DESCRIPTION OF THE TASK:
Copy each line below that contains "marker".

PROVIDED DATA:
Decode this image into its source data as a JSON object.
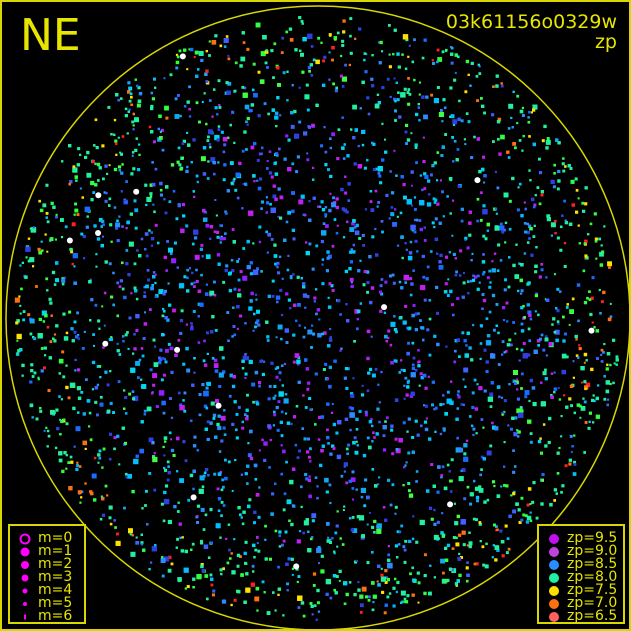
{
  "header": {
    "direction": "NE",
    "frame_id": "03k61156o0329w",
    "mode": "zp"
  },
  "chart_data": {
    "type": "scatter",
    "title": "03k61156o0329w",
    "subtitle": "zp",
    "grid": false,
    "legends": [
      {
        "placement": "bottom-left",
        "kind": "marker size by magnitude",
        "entries": [
          {
            "label": "m=0",
            "marker": "ring"
          },
          {
            "label": "m=1"
          },
          {
            "label": "m=2"
          },
          {
            "label": "m=3"
          },
          {
            "label": "m=4"
          },
          {
            "label": "m=5"
          },
          {
            "label": "m=6"
          }
        ],
        "color": "#ff00ff"
      },
      {
        "placement": "bottom-right",
        "kind": "marker color by zero point",
        "entries": [
          {
            "label": "zp=9.5",
            "color": "#c010f0"
          },
          {
            "label": "zp=9.0",
            "color": "#c040e0"
          },
          {
            "label": "zp=8.5",
            "color": "#2a8cff"
          },
          {
            "label": "zp=8.0",
            "color": "#20f0a0"
          },
          {
            "label": "zp=7.5",
            "color": "#ffe000"
          },
          {
            "label": "zp=7.0",
            "color": "#ff7010"
          },
          {
            "label": "zp=6.5",
            "color": "#ff6060"
          }
        ]
      }
    ]
  },
  "colors": {
    "frame": "#d8d800",
    "background": "#000000"
  }
}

COMPLETE ANSWER:
        "kind": "marker size by magnitude",
            "marker": "ring"
        "kind": "marker color by zero point",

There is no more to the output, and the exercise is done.